| PROVIDED RECORDS |
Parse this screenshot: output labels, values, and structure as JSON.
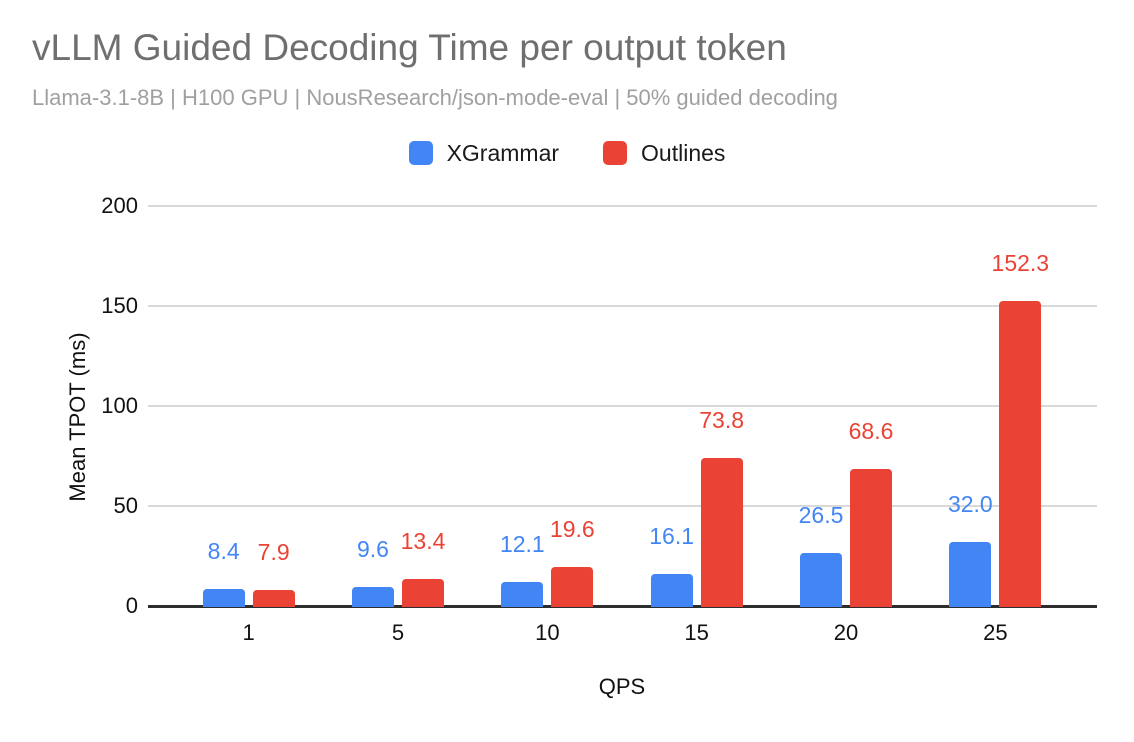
{
  "chart_data": {
    "type": "bar",
    "title": "vLLM Guided Decoding Time per output token",
    "subtitle": "Llama-3.1-8B | H100 GPU | NousResearch/json-mode-eval | 50% guided decoding",
    "categories": [
      "1",
      "5",
      "10",
      "15",
      "20",
      "25"
    ],
    "series": [
      {
        "name": "XGrammar",
        "color": "#4285F4",
        "values": [
          8.4,
          9.6,
          12.1,
          16.1,
          26.5,
          32.0
        ]
      },
      {
        "name": "Outlines",
        "color": "#EA4335",
        "values": [
          7.9,
          13.4,
          19.6,
          73.8,
          68.6,
          152.3
        ]
      }
    ],
    "xlabel": "QPS",
    "ylabel": "Mean TPOT (ms)",
    "ylim": [
      0,
      200
    ],
    "yticks": [
      0,
      50,
      100,
      150,
      200
    ],
    "grid": true,
    "legend_position": "top",
    "value_labels": true
  },
  "colors": {
    "background": "#ffffff",
    "title_text": "#6f6f6f",
    "subtitle_text": "#a0a0a0",
    "axis_line": "#2d2d2d",
    "gridline": "#d9d9d9",
    "tick_text": "#111111",
    "legend_text": "#1a1a1a"
  }
}
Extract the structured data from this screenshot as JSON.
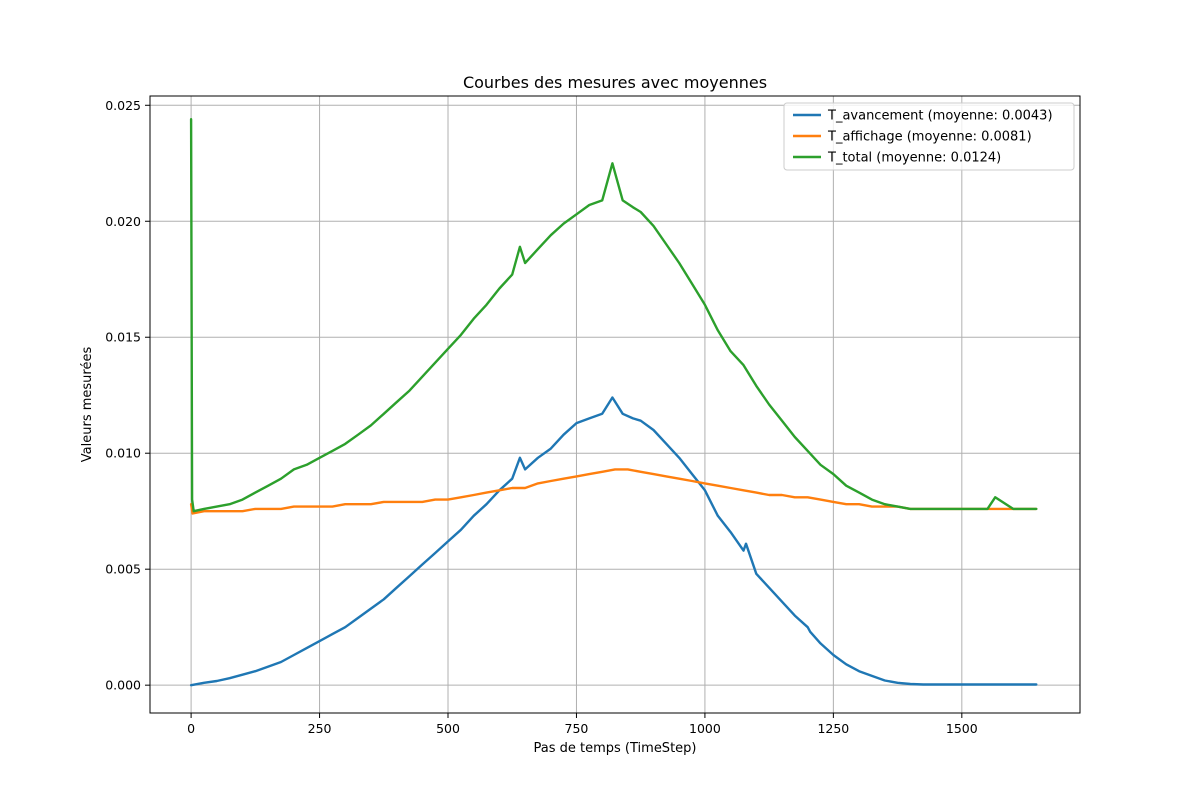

| TASK |
Using the material above, retype each entry exactly and omit the pictures.

| WRITTEN ANSWER |
Parse this screenshot: output labels, values, and structure as JSON.
{
  "chart_data": {
    "type": "bar",
    "title": "vLLM Guided Decoding Time per output token",
    "subtitle": "Llama-3.1-8B | H100 GPU | NousResearch/json-mode-eval | 50% guided decoding",
    "categories": [
      "1",
      "5",
      "10",
      "15",
      "20",
      "25"
    ],
    "series": [
      {
        "name": "XGrammar",
        "color": "#4285F4",
        "values": [
          8.4,
          9.6,
          12.1,
          16.1,
          26.5,
          32.0
        ]
      },
      {
        "name": "Outlines",
        "color": "#EA4335",
        "values": [
          7.9,
          13.4,
          19.6,
          73.8,
          68.6,
          152.3
        ]
      }
    ],
    "xlabel": "QPS",
    "ylabel": "Mean TPOT (ms)",
    "ylim": [
      0,
      200
    ],
    "yticks": [
      0,
      50,
      100,
      150,
      200
    ],
    "grid": true,
    "legend_position": "top",
    "value_labels": true
  },
  "colors": {
    "background": "#ffffff",
    "title_text": "#6f6f6f",
    "subtitle_text": "#a0a0a0",
    "axis_line": "#2d2d2d",
    "gridline": "#d9d9d9",
    "tick_text": "#111111",
    "legend_text": "#1a1a1a"
  }
}
Extract the structured data from this screenshot as JSON.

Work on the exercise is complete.